WHAT THE TASK ASKS:
Copy each line with the word "ylabel" in it.

Items listed in a dataset:
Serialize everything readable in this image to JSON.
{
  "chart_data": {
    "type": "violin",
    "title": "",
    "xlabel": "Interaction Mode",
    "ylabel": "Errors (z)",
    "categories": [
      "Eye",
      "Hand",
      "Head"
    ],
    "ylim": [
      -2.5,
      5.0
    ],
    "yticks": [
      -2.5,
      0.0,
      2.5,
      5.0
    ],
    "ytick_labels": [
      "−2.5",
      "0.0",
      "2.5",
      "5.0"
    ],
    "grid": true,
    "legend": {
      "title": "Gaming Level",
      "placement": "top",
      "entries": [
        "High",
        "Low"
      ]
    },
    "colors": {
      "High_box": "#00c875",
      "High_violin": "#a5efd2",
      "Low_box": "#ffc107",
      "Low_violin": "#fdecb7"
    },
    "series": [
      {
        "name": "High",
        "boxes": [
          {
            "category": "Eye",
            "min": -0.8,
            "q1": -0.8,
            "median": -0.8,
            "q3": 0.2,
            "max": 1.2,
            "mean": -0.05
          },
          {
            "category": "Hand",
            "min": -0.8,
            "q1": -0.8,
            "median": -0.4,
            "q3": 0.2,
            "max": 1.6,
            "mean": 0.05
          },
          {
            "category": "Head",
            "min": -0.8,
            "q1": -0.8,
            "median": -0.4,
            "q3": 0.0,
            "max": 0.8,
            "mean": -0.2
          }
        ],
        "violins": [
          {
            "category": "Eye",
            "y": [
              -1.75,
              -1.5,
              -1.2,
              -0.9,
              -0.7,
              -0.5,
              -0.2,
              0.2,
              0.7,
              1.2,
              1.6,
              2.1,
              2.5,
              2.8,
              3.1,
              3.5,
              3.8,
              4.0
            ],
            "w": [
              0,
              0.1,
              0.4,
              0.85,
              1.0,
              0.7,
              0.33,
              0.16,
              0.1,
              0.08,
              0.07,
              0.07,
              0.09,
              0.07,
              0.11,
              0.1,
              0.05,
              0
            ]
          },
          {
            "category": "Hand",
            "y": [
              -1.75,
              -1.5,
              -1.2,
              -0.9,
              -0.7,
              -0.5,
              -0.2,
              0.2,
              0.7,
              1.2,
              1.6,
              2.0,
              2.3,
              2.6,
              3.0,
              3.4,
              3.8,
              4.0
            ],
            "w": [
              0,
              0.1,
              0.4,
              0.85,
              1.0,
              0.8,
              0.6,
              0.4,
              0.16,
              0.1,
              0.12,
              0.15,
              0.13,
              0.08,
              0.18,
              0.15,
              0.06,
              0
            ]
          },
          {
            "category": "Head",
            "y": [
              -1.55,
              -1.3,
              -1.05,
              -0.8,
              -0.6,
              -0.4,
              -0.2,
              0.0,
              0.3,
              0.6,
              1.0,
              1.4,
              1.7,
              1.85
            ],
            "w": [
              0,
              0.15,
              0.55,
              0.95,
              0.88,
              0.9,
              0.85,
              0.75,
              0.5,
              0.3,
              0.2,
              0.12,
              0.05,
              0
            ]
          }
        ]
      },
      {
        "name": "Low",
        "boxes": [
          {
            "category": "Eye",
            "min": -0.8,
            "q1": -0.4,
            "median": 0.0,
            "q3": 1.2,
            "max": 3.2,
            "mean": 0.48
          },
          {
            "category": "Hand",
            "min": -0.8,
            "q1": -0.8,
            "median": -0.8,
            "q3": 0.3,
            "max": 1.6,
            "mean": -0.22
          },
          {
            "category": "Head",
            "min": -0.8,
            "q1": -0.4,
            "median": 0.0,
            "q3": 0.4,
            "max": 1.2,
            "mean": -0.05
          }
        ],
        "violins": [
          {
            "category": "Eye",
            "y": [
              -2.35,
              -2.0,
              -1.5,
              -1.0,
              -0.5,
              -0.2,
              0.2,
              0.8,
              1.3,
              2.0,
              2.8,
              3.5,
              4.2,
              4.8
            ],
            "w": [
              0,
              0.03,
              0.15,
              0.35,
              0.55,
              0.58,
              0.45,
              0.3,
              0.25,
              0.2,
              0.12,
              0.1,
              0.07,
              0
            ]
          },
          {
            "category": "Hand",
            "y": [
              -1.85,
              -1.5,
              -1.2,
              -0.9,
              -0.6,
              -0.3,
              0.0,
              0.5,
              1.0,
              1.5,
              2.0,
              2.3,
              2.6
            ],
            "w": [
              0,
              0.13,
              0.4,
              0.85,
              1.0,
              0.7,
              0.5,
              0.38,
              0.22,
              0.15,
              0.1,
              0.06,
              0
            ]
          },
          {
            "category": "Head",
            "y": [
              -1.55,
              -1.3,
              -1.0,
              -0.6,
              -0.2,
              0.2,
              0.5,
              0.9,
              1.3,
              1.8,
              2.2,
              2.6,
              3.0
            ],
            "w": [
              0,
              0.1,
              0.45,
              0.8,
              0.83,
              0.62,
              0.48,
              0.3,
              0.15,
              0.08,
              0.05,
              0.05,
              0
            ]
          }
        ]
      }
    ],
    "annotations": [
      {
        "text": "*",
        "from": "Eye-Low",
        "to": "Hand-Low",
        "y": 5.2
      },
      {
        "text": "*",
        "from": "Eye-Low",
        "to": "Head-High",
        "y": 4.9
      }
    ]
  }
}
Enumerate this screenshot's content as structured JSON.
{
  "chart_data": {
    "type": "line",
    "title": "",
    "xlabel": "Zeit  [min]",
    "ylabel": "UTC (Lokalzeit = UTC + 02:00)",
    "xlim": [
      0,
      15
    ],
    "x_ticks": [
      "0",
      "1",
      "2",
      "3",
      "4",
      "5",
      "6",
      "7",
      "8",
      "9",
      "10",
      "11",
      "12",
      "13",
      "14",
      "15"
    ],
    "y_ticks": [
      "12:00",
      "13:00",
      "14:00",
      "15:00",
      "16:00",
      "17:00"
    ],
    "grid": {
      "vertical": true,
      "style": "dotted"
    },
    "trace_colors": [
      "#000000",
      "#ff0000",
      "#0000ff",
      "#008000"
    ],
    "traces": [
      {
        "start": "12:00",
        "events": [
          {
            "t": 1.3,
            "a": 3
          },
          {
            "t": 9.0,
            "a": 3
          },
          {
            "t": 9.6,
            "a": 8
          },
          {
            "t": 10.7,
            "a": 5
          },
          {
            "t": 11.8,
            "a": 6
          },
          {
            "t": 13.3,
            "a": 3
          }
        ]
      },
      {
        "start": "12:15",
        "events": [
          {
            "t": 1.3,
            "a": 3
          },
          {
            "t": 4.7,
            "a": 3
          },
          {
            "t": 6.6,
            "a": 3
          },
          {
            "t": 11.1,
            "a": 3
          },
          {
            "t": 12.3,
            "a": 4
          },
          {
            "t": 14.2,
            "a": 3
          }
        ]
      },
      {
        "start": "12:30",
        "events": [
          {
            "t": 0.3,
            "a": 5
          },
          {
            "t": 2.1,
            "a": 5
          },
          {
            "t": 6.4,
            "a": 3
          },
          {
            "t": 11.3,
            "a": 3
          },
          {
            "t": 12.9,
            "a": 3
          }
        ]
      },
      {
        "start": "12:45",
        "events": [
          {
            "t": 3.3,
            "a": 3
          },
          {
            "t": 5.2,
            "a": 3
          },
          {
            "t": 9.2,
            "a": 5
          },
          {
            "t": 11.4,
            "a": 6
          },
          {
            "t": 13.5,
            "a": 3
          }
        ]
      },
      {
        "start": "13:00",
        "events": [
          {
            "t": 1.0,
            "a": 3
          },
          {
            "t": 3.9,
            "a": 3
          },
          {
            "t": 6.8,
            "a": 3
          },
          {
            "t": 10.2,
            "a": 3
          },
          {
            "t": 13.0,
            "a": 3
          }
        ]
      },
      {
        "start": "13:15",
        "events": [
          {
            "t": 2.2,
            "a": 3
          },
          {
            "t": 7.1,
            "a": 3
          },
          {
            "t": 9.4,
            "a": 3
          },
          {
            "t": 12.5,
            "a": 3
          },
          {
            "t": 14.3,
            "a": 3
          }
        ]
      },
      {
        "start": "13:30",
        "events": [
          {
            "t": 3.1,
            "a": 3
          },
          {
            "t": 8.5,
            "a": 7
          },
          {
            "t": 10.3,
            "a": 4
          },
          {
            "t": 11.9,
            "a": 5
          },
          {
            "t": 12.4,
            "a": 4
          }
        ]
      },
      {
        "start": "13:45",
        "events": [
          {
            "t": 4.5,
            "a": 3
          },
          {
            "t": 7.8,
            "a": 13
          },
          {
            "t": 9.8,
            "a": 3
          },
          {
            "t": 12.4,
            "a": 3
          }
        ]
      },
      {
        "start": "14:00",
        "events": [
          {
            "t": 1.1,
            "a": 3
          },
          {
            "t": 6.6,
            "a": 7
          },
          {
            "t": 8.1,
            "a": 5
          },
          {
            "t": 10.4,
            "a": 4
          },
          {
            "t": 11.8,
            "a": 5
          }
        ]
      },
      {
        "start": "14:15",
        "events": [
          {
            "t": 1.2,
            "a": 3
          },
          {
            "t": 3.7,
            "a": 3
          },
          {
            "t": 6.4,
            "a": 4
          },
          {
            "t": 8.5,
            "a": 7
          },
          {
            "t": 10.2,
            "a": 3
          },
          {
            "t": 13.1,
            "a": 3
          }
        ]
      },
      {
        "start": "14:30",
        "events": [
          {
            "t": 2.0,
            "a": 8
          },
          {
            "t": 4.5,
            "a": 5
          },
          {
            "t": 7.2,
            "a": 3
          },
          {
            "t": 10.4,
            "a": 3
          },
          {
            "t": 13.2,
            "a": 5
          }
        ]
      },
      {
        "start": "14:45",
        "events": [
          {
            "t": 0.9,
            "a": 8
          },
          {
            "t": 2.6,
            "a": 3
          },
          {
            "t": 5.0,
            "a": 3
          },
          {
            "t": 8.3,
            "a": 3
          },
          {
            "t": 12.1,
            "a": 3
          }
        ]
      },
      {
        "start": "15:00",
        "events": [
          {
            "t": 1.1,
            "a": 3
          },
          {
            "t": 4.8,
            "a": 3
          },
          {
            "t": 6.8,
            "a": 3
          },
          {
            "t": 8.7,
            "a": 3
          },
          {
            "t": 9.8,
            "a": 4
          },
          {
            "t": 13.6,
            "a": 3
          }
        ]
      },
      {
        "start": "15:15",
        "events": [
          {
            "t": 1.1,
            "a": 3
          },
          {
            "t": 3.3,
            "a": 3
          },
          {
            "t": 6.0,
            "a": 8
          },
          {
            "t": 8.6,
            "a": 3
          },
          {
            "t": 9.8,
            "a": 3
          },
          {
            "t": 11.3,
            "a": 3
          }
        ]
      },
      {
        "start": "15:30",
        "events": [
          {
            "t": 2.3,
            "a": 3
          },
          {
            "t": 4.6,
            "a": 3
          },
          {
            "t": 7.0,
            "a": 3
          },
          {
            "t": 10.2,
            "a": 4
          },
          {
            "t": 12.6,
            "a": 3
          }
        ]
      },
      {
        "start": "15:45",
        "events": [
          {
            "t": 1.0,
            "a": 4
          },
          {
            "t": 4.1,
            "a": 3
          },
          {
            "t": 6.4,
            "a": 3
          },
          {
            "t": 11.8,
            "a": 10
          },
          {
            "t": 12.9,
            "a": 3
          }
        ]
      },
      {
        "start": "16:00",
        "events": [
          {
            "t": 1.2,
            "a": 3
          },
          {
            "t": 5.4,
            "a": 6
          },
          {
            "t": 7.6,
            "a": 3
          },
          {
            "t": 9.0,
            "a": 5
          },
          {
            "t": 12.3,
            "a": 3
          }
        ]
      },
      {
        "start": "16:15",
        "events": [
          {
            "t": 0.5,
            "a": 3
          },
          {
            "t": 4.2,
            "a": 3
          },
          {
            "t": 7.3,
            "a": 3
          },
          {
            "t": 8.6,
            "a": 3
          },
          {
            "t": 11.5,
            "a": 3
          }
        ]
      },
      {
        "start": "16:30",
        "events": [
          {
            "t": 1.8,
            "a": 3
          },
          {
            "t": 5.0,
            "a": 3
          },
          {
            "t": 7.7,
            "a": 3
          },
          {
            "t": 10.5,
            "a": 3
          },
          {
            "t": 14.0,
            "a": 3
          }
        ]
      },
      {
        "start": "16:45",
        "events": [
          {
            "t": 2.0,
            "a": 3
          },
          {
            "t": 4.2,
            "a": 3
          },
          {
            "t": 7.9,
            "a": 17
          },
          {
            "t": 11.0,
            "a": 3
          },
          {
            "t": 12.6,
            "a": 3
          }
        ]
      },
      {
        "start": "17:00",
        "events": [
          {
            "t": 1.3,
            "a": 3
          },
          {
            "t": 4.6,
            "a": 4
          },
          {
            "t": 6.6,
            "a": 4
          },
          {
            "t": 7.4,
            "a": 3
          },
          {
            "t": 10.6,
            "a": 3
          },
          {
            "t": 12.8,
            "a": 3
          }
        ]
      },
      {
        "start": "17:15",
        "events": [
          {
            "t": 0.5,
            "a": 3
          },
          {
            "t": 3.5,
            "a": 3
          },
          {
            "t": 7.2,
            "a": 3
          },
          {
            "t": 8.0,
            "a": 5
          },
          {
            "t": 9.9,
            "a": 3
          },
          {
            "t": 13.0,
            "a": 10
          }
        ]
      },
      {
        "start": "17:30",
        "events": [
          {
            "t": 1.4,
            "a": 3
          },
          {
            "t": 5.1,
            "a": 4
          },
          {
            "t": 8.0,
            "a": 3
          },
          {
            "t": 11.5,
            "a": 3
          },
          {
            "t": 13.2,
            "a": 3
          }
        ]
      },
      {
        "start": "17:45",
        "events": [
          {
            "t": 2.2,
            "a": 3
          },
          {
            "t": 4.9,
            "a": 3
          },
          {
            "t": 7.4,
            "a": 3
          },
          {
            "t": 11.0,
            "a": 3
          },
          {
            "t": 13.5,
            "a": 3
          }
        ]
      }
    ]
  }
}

ANSWER:
    "ylabel": "Errors (z)",
    "ylabel": "UTC (Lokalzeit = UTC + 02:00)",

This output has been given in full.